Problem to solve -> Review the listing and copy each line that holds the word "Update".

[Extracted data entries]
--------
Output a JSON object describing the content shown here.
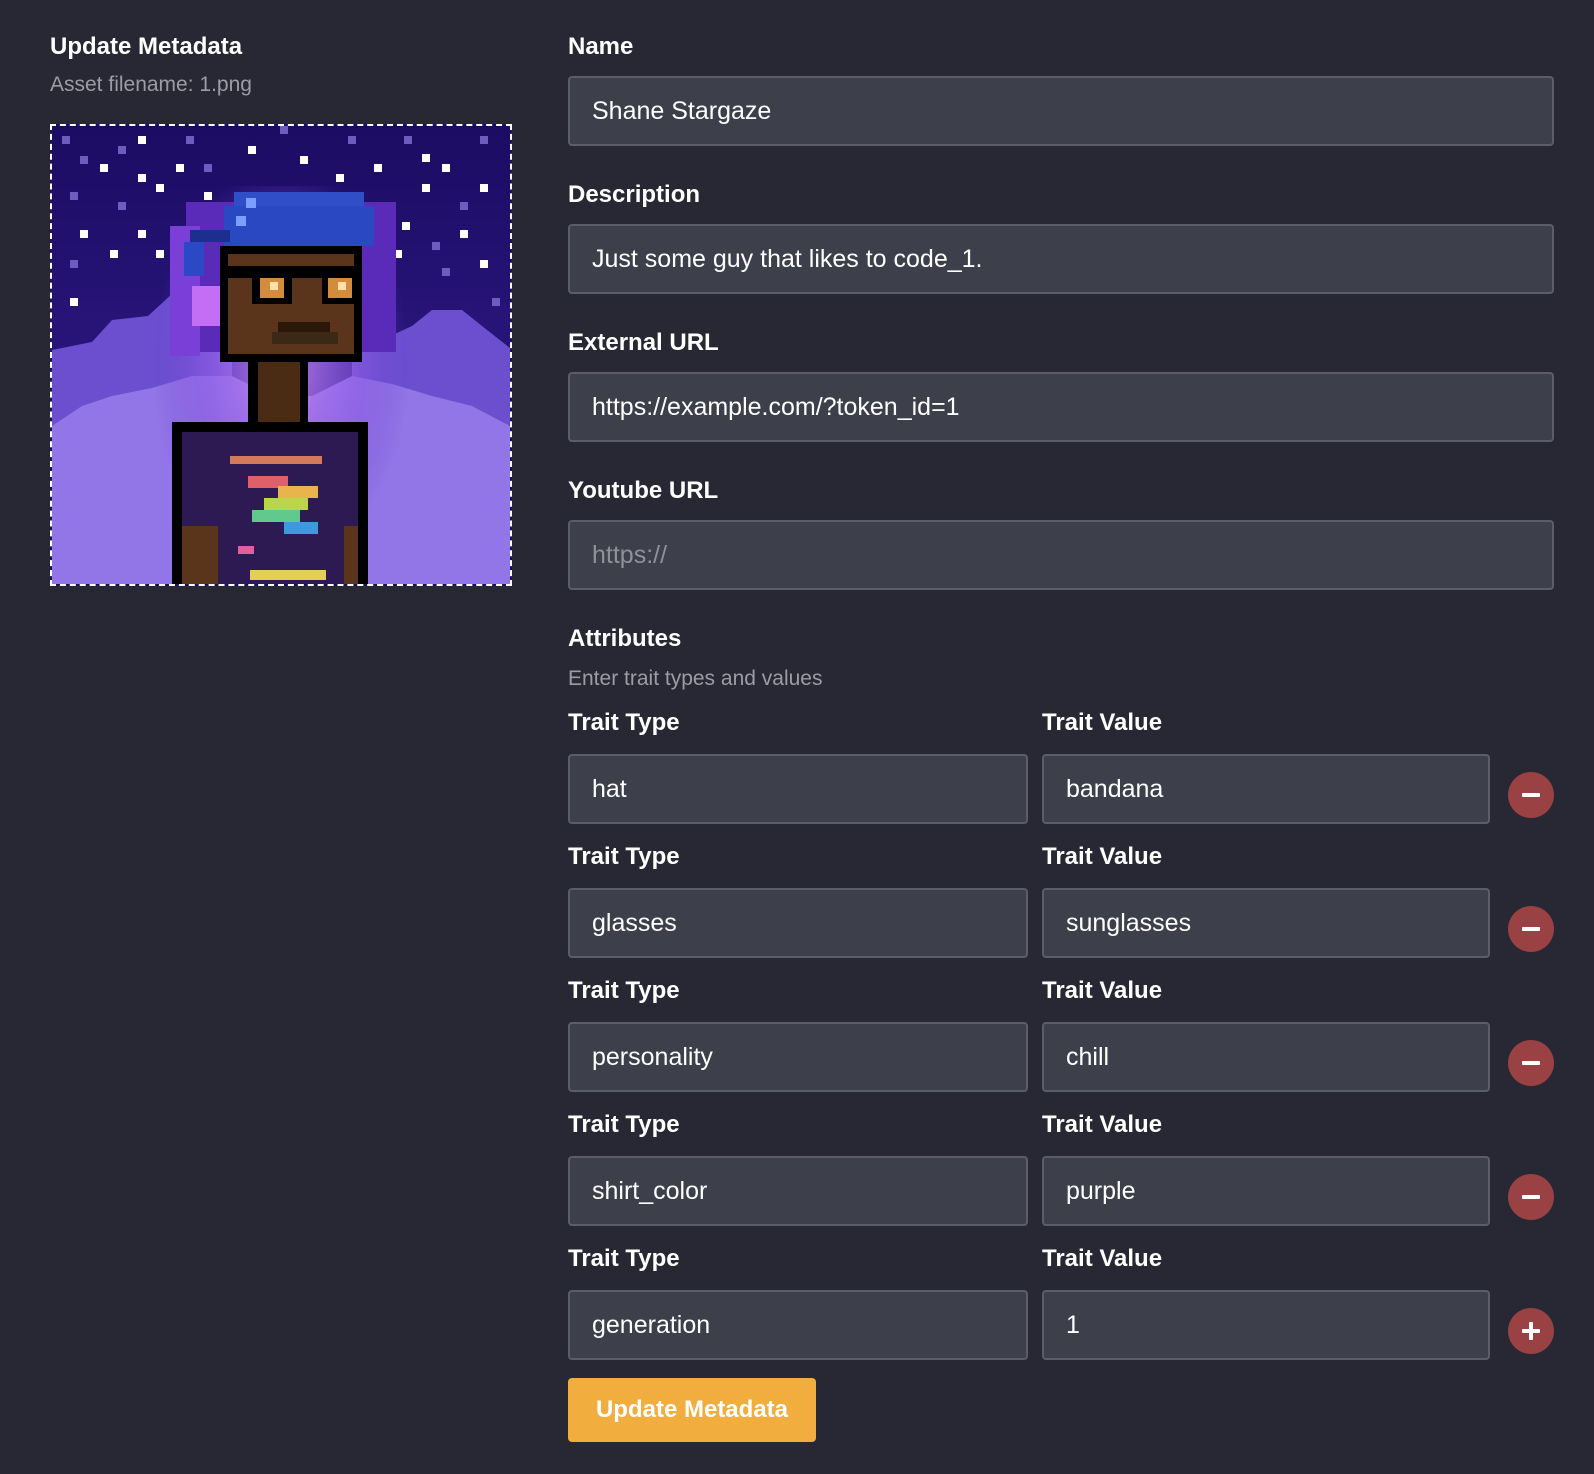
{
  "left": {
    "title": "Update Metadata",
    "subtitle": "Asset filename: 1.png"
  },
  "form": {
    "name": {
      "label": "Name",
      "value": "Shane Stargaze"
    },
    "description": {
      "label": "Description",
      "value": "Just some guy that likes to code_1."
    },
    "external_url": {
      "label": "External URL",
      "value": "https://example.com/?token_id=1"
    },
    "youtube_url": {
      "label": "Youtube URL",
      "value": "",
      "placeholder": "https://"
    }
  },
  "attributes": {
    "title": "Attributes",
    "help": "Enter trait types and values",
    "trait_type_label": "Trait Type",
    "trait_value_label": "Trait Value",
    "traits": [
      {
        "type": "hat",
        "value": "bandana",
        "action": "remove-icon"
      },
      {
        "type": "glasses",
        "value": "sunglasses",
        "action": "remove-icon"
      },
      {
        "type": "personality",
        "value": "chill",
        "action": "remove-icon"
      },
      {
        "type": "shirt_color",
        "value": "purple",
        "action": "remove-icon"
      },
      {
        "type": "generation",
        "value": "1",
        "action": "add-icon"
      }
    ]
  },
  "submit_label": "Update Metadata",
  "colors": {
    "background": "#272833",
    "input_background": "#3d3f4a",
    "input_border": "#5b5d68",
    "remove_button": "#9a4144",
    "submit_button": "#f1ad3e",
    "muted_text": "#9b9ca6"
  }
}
--------
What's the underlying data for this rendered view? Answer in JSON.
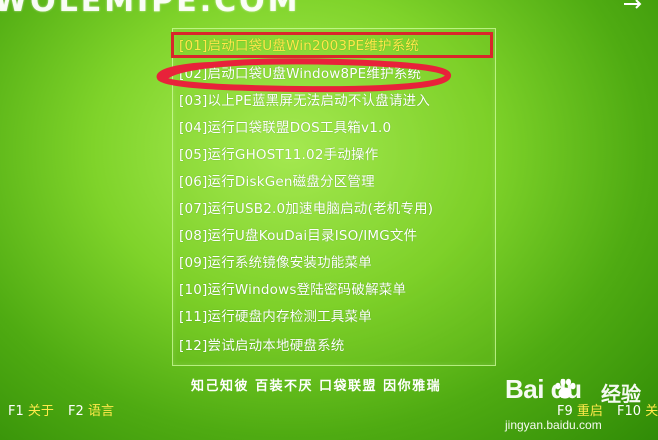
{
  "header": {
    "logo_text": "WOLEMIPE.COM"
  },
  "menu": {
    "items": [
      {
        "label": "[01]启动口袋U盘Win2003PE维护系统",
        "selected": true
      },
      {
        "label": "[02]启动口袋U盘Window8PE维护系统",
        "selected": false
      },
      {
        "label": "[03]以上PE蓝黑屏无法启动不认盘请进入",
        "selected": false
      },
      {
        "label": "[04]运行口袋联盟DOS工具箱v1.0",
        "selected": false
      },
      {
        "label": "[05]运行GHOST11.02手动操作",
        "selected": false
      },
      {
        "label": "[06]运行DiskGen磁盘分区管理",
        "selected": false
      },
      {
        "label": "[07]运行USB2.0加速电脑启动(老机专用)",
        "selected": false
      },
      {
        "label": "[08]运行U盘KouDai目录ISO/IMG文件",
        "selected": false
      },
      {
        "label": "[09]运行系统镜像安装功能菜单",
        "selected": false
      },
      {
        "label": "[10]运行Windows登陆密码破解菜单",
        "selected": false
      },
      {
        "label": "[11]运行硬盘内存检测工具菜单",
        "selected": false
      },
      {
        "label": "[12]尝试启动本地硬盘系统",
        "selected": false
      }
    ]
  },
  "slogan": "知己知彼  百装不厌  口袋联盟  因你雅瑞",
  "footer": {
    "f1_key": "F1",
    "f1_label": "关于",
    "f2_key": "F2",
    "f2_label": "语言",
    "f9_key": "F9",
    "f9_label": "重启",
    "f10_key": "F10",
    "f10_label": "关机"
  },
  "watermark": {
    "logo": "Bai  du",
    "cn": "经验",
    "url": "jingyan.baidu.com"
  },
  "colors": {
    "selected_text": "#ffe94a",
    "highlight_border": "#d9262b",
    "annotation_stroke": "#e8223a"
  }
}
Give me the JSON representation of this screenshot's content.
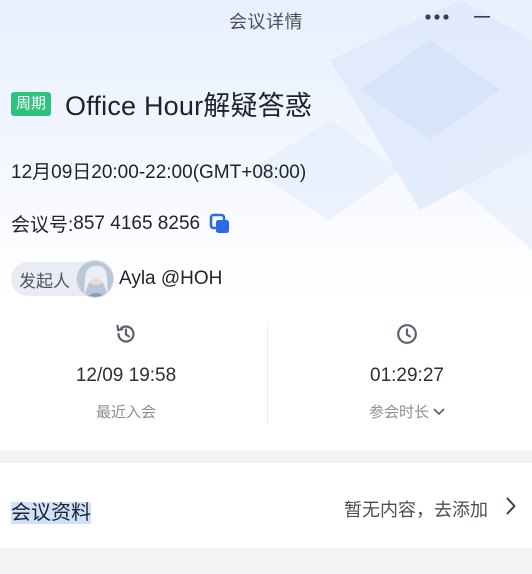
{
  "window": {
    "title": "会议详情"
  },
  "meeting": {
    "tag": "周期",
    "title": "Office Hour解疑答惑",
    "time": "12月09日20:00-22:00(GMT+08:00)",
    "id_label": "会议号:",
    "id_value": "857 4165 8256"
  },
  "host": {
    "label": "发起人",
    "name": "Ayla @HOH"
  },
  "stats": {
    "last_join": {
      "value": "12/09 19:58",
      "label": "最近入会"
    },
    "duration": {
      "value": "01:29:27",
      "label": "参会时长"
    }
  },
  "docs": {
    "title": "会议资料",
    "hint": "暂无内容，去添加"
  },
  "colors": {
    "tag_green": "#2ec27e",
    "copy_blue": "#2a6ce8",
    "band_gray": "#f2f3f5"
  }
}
--------
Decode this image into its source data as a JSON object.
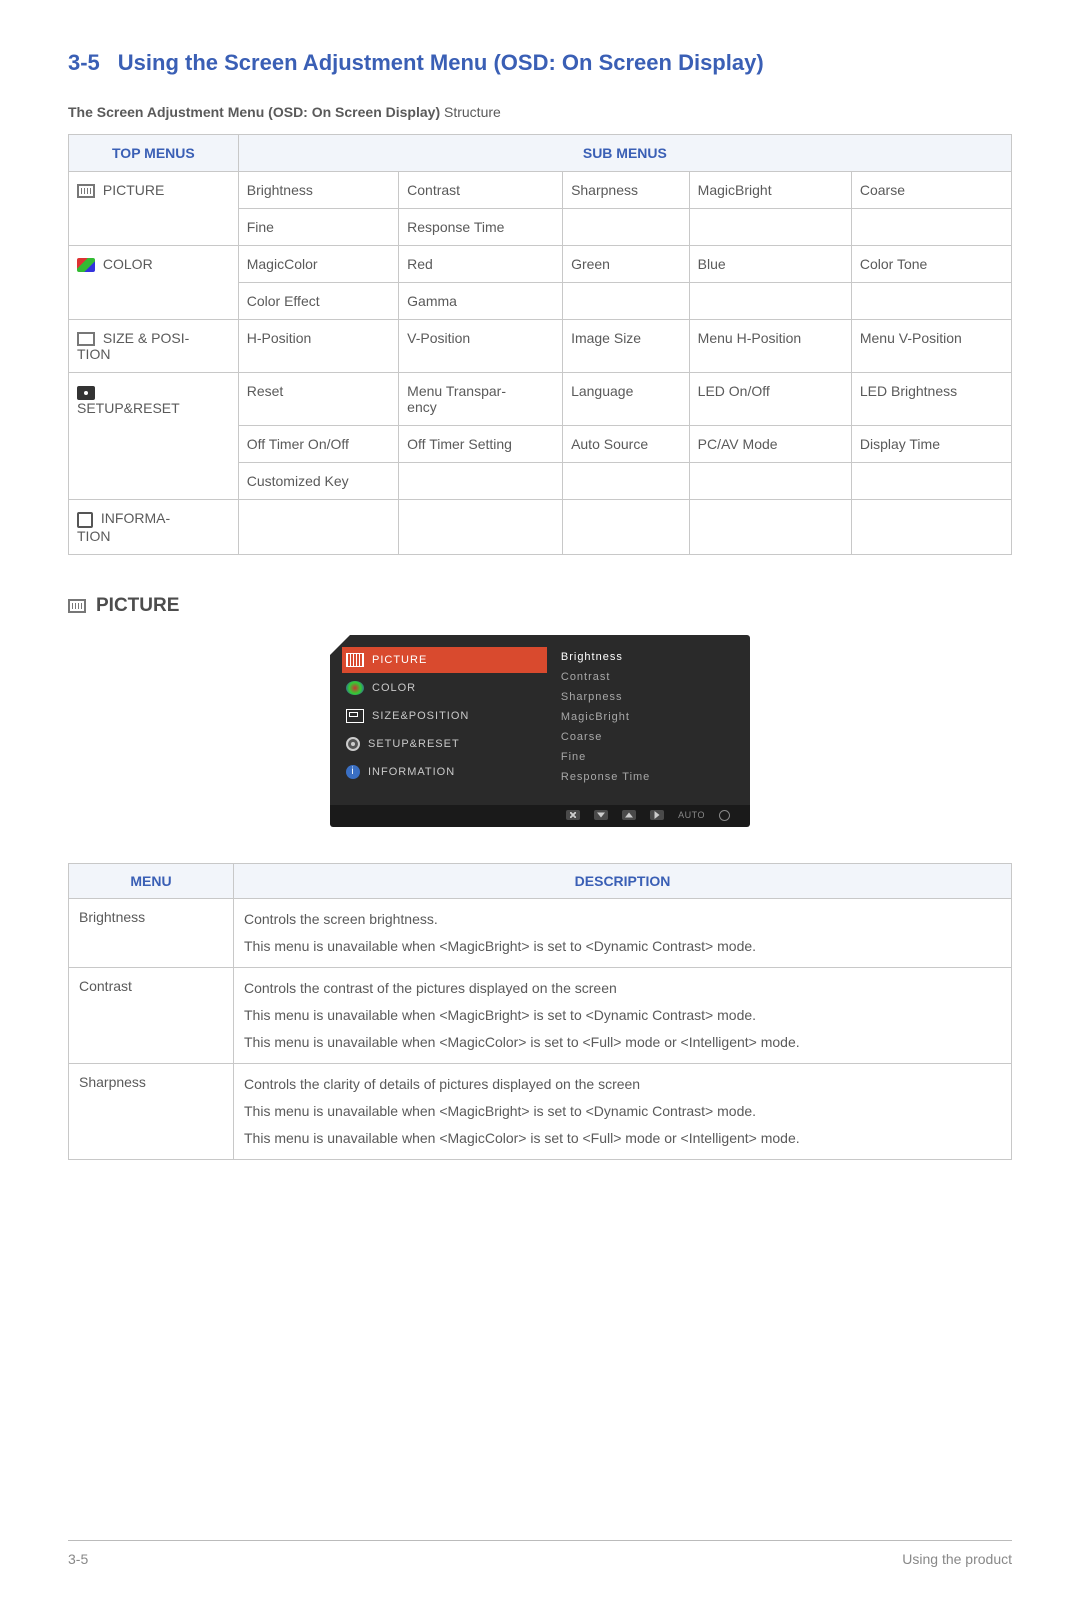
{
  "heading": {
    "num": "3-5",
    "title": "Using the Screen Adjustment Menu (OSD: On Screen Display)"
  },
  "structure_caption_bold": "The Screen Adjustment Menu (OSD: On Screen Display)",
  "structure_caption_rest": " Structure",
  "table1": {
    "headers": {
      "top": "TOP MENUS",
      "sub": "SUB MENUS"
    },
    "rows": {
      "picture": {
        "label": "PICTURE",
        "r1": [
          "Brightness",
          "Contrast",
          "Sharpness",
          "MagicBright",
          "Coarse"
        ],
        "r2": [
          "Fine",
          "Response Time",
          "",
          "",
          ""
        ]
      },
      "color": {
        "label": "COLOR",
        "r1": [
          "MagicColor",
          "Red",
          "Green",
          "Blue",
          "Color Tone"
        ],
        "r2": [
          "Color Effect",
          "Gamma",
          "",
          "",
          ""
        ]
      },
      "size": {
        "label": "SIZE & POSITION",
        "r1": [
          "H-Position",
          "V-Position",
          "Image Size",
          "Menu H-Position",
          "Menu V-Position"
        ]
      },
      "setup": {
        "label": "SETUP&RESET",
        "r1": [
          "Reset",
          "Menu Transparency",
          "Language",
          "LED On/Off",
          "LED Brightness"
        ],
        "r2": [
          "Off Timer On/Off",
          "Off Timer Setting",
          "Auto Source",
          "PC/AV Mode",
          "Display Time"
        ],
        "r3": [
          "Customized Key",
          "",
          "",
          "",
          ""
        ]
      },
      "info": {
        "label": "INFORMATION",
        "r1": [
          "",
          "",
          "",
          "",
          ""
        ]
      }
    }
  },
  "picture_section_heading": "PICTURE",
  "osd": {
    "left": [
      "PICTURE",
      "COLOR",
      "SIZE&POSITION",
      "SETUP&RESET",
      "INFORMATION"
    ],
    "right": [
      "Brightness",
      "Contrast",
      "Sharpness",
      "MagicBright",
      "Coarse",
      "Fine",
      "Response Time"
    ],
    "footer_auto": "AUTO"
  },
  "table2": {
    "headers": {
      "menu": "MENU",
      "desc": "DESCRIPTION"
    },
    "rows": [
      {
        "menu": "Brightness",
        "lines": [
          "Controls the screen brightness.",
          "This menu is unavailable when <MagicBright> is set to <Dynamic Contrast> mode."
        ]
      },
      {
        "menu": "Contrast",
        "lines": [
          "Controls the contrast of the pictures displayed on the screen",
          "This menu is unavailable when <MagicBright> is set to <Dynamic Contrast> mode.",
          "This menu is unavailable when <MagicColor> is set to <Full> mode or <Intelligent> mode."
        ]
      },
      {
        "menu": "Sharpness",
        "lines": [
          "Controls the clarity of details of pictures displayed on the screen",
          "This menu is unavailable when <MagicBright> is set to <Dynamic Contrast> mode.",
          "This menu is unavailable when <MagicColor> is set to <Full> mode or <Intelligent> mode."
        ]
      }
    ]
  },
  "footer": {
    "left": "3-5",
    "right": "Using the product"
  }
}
--------
Written answer ->
    "title": "Update Metadata",
  "submit_label": "Update Metadata",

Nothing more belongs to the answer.